# Written problem:
Take every line from the listing below that contains "title".

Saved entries

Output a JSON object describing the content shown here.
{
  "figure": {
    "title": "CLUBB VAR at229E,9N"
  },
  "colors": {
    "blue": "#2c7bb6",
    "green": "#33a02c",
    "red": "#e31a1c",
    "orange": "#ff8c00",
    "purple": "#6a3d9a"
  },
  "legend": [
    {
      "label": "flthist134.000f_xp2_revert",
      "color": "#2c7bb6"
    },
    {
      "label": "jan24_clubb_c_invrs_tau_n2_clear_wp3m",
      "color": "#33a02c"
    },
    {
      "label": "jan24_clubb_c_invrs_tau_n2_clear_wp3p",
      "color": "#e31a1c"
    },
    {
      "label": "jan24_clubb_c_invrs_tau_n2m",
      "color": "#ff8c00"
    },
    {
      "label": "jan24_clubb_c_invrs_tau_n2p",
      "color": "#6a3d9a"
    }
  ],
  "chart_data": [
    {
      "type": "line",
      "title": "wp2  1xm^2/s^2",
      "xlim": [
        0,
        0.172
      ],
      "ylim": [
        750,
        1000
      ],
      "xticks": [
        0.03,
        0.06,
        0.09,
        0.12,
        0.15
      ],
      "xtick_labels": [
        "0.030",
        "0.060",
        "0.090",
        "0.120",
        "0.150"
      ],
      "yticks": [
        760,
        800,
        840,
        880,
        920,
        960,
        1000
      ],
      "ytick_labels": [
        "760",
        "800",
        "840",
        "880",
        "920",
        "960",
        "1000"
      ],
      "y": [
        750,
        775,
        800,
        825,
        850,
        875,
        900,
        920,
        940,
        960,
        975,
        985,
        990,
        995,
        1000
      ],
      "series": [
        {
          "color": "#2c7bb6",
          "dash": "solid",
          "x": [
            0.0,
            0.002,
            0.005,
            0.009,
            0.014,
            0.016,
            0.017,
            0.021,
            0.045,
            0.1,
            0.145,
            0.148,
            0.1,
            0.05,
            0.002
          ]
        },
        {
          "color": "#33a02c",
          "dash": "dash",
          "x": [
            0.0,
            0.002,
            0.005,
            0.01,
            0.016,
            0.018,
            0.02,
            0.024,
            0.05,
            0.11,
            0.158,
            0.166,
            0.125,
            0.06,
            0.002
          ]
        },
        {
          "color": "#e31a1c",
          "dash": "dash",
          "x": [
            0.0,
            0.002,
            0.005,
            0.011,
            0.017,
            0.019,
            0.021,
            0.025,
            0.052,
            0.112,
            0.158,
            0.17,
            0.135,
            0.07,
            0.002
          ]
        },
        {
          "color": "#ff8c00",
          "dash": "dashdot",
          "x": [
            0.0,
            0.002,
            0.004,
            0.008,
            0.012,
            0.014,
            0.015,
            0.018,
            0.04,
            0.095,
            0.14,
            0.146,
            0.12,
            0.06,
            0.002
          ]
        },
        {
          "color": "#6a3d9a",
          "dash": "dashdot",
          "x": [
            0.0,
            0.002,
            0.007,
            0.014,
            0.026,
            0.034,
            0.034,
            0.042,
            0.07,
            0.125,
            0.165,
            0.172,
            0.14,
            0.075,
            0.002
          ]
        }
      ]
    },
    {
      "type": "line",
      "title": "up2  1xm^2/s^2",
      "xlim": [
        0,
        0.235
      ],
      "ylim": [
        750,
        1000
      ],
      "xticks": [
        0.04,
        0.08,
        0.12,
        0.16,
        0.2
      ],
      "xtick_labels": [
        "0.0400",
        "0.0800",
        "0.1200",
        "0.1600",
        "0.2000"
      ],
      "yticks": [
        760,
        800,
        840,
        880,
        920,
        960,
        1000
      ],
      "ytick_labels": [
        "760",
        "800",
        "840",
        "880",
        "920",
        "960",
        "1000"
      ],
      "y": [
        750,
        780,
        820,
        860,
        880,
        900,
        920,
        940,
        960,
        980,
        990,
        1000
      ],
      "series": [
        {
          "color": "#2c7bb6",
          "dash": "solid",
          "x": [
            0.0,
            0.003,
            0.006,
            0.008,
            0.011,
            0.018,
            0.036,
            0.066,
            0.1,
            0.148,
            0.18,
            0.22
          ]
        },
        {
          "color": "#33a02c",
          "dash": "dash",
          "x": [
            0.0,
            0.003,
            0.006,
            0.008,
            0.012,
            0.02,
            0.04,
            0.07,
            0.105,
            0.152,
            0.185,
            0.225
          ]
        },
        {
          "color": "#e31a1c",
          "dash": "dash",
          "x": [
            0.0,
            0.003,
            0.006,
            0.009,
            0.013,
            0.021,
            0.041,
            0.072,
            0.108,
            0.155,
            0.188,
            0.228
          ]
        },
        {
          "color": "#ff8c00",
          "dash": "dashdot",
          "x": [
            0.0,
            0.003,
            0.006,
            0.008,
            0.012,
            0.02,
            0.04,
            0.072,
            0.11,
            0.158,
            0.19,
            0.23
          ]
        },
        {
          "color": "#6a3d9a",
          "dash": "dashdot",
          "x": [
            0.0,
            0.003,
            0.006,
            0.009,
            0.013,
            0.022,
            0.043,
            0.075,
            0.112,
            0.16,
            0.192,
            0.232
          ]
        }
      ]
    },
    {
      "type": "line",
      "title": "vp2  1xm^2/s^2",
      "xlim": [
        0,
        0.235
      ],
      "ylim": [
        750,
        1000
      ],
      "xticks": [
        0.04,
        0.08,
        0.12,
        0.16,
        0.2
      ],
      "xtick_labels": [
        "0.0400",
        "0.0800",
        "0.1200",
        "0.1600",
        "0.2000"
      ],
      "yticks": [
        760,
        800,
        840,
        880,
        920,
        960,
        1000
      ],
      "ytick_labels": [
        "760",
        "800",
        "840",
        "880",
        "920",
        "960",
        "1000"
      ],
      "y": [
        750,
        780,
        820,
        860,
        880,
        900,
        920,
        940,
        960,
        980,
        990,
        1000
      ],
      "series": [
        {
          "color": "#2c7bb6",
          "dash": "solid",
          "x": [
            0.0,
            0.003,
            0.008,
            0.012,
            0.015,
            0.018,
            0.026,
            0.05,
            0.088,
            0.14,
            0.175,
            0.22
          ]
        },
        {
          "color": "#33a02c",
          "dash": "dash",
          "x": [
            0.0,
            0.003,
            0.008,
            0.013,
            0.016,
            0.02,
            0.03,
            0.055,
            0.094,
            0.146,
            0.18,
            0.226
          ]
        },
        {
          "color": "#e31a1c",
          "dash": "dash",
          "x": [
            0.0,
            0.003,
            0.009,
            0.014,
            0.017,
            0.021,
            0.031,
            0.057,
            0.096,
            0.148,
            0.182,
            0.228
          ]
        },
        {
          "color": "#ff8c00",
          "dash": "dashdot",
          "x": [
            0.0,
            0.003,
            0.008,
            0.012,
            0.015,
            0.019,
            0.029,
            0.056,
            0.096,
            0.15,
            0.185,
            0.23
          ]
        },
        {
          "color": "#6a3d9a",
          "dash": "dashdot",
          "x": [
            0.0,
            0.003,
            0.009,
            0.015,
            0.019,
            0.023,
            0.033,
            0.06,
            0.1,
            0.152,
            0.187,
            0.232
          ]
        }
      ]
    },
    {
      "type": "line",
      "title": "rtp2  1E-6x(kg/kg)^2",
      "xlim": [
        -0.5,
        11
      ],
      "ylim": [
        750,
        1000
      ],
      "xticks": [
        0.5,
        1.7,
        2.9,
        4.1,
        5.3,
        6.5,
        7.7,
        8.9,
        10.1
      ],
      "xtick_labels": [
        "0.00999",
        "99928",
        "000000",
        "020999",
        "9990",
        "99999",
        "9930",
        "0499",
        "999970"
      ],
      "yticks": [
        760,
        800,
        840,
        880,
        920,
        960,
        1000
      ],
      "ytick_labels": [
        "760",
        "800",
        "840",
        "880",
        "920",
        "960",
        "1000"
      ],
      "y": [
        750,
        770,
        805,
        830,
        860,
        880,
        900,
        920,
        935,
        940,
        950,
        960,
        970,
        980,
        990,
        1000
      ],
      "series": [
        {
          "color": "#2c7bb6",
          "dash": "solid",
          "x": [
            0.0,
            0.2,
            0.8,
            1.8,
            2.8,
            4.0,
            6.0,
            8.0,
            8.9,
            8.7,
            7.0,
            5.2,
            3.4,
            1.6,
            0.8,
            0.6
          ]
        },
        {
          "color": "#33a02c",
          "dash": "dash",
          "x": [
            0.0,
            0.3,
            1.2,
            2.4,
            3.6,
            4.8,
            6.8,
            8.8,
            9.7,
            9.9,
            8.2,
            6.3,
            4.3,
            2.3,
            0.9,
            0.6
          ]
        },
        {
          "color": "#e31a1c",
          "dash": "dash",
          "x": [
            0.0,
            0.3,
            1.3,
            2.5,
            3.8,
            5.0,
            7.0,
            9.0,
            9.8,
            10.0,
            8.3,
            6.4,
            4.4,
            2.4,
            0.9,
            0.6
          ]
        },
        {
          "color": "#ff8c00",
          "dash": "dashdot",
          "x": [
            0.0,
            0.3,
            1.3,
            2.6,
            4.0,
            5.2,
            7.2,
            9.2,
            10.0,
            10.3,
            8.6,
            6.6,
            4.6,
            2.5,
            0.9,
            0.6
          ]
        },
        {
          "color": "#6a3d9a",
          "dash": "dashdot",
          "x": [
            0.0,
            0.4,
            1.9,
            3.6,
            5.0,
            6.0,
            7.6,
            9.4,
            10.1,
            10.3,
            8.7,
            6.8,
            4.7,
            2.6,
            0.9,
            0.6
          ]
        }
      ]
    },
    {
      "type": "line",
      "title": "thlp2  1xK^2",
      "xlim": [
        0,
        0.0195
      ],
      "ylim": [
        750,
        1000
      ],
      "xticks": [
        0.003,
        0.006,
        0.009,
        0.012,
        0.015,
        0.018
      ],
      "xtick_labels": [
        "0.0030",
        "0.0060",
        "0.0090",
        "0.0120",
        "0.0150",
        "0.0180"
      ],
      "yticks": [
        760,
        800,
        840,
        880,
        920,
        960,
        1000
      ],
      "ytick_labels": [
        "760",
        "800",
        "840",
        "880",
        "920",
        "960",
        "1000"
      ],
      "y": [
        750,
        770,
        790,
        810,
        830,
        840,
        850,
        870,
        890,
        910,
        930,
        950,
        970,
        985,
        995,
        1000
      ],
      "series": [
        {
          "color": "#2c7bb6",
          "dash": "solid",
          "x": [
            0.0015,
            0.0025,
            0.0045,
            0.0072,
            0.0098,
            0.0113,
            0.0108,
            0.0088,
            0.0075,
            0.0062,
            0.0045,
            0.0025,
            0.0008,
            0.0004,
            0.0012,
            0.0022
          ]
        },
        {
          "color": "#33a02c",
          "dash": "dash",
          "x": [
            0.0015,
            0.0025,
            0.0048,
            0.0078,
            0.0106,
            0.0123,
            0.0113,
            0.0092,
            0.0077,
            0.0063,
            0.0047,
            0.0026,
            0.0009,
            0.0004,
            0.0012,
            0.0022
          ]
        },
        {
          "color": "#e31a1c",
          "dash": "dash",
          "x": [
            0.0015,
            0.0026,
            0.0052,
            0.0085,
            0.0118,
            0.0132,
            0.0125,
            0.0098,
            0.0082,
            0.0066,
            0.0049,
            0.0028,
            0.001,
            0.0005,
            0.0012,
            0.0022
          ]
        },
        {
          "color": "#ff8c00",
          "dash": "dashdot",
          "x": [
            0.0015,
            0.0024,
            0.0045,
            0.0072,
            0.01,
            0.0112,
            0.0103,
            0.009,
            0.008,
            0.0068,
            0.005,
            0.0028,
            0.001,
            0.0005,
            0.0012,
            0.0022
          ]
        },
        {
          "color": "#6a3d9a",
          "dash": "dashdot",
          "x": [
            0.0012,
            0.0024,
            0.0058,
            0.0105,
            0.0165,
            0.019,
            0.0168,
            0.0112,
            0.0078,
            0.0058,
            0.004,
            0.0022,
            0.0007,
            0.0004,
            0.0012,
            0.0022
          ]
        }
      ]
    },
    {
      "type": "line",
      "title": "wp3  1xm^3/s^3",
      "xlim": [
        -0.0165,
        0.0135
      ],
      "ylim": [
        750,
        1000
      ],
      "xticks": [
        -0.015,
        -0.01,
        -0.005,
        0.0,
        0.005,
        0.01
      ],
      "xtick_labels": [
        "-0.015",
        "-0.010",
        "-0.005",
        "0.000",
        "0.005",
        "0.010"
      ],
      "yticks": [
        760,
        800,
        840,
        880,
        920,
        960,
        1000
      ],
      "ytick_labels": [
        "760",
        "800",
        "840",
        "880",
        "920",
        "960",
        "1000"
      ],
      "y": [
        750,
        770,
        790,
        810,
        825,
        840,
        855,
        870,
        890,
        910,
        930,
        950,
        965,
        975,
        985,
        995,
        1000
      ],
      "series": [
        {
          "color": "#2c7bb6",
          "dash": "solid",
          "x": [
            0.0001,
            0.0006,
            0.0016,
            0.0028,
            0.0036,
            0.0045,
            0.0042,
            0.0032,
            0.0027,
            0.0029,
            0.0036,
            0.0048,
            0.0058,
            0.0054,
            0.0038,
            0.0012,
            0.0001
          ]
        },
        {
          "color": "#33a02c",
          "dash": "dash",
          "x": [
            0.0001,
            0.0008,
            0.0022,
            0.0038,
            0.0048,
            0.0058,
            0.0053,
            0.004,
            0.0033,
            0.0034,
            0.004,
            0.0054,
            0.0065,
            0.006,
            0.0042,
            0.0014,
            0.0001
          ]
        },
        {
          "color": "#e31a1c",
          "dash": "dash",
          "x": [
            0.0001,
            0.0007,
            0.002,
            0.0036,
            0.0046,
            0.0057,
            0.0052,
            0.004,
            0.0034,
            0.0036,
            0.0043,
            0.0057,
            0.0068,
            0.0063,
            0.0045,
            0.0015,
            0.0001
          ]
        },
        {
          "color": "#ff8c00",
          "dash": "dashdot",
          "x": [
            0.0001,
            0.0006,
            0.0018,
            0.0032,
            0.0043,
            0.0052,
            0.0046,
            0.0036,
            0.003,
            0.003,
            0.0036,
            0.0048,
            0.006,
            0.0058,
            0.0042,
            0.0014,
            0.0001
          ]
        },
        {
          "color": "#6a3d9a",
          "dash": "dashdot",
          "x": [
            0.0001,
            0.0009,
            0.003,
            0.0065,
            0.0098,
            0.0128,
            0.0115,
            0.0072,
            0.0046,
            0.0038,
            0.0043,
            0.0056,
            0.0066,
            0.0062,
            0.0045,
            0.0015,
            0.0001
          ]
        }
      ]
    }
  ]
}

# Solution to the problem:
    "title": "CLUBB VAR at229E,9N"
      "title": "wp2  1xm^2/s^2",
      "title": "up2  1xm^2/s^2",
      "title": "vp2  1xm^2/s^2",
      "title": "rtp2  1E-6x(kg/kg)^2",
      "title": "thlp2  1xK^2",
      "title": "wp3  1xm^3/s^3",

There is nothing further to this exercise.